§ Entries:
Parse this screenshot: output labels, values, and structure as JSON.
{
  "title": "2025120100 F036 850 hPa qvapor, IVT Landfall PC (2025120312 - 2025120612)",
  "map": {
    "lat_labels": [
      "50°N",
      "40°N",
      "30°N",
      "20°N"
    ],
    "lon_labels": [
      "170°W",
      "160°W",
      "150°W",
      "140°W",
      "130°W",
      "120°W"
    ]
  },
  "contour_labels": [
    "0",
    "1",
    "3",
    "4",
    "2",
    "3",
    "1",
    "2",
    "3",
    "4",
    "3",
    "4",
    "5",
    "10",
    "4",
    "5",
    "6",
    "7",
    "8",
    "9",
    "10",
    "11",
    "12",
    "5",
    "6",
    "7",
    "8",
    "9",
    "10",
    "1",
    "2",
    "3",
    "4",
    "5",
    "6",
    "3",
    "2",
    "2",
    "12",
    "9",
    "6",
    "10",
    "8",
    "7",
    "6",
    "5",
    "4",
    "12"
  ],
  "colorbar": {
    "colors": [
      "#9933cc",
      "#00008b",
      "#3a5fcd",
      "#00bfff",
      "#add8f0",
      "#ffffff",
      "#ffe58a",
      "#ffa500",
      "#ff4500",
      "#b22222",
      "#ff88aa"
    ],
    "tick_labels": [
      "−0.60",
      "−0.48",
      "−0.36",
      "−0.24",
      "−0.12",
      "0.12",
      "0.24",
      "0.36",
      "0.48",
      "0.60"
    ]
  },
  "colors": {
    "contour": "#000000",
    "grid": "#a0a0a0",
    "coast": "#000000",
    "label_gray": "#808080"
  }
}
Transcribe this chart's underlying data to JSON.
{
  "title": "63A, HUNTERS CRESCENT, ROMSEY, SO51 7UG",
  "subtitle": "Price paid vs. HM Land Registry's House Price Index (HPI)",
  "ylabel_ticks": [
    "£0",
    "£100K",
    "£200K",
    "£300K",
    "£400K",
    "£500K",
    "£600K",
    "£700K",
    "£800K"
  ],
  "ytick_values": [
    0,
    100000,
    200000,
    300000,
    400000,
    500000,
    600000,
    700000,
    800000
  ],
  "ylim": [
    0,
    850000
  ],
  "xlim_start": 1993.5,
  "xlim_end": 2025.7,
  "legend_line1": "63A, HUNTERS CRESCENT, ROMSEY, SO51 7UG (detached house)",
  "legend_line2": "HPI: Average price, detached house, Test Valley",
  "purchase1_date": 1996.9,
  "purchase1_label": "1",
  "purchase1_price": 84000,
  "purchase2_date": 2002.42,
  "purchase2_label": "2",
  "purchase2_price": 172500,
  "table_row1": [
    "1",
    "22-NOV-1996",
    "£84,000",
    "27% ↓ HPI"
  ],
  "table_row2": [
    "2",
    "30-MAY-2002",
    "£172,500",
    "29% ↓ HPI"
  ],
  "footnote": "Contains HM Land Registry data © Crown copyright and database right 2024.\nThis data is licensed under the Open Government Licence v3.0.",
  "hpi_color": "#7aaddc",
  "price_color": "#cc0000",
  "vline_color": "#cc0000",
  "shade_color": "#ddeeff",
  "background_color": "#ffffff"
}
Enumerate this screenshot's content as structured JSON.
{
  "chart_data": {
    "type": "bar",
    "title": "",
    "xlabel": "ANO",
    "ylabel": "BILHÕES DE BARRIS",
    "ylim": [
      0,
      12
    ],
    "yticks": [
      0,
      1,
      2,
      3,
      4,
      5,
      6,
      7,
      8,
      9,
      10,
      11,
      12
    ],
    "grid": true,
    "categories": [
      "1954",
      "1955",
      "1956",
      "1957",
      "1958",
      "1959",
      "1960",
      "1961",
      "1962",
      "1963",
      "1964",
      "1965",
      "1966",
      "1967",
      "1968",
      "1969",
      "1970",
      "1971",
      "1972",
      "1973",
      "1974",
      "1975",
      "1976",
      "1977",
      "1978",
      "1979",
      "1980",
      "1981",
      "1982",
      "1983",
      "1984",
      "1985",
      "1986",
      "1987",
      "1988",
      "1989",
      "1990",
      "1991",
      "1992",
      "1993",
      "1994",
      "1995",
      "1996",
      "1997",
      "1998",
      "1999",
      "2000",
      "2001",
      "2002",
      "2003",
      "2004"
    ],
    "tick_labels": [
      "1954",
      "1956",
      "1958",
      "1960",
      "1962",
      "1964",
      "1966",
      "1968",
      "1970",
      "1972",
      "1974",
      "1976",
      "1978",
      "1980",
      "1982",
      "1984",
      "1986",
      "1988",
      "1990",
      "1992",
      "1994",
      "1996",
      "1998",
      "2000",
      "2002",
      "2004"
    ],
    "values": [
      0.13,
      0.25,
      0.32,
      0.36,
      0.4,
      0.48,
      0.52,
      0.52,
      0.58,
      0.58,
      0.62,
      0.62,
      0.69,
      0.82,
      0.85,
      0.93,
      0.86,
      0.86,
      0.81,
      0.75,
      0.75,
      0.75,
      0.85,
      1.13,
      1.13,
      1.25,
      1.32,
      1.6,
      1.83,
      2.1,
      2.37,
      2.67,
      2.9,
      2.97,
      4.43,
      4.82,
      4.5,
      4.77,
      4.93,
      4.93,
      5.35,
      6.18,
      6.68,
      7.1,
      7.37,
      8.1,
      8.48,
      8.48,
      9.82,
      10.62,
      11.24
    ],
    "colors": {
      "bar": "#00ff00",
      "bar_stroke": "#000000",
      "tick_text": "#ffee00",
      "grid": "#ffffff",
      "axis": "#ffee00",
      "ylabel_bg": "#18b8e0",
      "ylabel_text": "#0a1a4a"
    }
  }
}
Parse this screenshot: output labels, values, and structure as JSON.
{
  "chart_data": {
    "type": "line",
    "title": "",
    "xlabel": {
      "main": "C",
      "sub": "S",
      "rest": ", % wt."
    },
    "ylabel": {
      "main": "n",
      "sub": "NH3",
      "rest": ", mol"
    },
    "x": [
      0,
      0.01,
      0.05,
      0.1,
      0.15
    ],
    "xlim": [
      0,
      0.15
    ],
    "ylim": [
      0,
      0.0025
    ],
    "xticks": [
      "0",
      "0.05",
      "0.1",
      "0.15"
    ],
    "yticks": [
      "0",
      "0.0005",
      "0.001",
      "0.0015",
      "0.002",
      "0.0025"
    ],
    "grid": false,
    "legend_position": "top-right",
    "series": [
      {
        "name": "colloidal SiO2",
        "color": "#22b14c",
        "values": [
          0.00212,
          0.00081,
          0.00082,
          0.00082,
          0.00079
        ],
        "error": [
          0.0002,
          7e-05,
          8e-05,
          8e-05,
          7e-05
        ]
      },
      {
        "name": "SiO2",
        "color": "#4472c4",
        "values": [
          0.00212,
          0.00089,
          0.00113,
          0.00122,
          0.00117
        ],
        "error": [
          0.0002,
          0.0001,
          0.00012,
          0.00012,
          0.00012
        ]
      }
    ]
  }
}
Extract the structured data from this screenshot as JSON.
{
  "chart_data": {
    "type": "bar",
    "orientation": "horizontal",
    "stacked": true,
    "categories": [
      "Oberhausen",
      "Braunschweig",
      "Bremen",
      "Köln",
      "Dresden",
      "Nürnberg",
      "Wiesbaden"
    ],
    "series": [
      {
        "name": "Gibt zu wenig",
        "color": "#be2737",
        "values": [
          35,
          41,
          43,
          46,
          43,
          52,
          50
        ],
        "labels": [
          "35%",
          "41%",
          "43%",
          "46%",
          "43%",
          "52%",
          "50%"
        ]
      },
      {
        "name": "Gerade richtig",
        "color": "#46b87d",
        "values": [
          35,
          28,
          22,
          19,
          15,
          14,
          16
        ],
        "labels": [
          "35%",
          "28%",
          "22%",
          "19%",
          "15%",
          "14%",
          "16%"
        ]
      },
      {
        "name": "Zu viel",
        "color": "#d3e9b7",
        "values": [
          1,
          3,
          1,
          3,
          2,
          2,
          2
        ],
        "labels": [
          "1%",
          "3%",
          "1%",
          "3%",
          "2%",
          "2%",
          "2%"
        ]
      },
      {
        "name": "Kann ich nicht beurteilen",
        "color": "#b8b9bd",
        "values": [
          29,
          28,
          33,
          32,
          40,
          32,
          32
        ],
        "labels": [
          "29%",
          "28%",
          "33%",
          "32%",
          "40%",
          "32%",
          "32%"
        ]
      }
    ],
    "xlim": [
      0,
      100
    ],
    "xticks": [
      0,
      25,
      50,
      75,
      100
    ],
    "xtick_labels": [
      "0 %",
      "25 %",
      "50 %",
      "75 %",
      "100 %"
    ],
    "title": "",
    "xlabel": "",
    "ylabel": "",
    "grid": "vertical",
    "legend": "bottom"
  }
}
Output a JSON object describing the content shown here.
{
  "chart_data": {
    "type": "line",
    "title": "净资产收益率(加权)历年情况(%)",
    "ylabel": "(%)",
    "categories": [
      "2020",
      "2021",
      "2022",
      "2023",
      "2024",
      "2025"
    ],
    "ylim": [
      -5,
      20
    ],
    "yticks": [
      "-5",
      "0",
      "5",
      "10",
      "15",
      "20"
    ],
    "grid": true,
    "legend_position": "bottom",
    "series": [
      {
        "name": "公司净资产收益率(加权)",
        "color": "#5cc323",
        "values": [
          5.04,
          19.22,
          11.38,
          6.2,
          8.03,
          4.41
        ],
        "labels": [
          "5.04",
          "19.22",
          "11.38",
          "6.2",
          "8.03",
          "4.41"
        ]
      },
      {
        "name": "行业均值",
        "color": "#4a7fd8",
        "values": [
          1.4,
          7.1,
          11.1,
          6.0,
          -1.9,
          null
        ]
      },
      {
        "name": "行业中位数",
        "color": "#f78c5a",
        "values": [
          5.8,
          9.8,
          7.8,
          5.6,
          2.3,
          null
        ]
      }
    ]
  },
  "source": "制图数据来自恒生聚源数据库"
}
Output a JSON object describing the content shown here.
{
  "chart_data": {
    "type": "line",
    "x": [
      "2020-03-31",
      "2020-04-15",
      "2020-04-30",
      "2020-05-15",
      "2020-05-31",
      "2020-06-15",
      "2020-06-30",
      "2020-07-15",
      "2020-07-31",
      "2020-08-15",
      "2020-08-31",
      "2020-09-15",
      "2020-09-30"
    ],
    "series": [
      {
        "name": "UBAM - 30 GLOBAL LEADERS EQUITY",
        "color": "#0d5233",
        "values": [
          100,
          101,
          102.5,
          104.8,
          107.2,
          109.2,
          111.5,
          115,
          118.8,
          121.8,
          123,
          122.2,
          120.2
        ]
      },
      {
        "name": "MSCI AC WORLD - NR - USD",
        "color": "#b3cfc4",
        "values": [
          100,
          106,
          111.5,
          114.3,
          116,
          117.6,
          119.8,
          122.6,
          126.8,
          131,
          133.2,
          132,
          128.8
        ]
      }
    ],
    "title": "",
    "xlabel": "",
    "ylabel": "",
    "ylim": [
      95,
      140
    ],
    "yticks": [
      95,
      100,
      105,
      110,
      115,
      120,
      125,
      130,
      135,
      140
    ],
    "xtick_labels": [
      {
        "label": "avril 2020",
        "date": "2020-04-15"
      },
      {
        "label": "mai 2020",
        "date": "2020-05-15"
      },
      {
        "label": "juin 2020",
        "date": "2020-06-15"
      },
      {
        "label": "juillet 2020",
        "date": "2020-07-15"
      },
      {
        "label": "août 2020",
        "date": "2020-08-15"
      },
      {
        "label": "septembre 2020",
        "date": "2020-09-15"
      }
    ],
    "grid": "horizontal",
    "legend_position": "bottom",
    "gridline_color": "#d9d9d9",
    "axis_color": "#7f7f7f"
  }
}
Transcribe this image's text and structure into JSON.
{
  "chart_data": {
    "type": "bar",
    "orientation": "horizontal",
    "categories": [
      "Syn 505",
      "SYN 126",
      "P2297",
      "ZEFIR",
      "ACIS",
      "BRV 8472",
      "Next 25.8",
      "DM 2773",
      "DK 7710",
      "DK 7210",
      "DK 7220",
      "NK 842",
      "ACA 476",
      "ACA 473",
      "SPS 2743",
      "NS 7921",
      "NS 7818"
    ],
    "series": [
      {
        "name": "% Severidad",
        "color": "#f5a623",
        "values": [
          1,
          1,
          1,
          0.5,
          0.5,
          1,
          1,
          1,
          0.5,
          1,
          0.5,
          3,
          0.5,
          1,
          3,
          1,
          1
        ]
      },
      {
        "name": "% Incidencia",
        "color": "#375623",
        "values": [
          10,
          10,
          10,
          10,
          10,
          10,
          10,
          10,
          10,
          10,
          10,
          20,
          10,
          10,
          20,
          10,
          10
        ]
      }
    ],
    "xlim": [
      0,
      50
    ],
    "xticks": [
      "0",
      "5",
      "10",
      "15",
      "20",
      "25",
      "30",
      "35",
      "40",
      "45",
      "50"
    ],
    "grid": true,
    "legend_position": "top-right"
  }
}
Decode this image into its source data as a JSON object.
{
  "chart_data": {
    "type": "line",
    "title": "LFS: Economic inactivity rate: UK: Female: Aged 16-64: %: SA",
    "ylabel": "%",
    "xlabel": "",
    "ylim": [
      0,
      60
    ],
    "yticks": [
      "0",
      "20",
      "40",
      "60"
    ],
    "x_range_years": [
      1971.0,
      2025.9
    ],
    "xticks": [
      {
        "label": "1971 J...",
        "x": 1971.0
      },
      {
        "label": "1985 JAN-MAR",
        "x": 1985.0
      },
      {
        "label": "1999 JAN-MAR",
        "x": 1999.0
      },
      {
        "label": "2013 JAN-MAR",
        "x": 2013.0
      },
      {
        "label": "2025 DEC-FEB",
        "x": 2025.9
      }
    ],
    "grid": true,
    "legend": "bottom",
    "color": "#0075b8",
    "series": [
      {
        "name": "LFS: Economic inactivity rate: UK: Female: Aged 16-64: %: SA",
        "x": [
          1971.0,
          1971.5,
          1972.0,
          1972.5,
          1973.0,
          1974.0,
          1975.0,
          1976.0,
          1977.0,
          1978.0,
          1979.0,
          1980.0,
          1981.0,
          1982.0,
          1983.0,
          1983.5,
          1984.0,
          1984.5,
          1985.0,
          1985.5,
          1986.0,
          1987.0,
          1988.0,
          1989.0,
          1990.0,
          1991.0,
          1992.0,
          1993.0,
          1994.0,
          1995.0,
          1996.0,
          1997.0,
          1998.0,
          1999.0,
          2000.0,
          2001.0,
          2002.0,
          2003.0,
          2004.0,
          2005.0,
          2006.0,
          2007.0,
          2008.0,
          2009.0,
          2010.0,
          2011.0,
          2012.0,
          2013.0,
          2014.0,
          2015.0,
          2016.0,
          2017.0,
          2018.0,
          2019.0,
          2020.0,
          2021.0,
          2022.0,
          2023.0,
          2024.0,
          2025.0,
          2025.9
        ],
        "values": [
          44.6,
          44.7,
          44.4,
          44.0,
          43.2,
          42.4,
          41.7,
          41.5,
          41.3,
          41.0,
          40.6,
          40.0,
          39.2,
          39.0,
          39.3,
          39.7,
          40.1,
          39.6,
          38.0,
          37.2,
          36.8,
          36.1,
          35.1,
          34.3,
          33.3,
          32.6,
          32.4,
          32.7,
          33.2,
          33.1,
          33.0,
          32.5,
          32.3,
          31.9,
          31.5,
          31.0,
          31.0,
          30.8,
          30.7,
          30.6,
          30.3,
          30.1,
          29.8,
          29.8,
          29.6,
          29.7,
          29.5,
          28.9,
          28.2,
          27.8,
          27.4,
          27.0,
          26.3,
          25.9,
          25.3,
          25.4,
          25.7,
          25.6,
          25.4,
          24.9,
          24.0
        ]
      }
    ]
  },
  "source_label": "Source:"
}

§ Goal:
In the records above, locate the lines holding the word "HUNTERS". Copy each of them.

§ Solved problem:
  "title": "63A, HUNTERS CRESCENT, ROMSEY, SO51 7UG",
  "legend_line1": "63A, HUNTERS CRESCENT, ROMSEY, SO51 7UG (detached house)",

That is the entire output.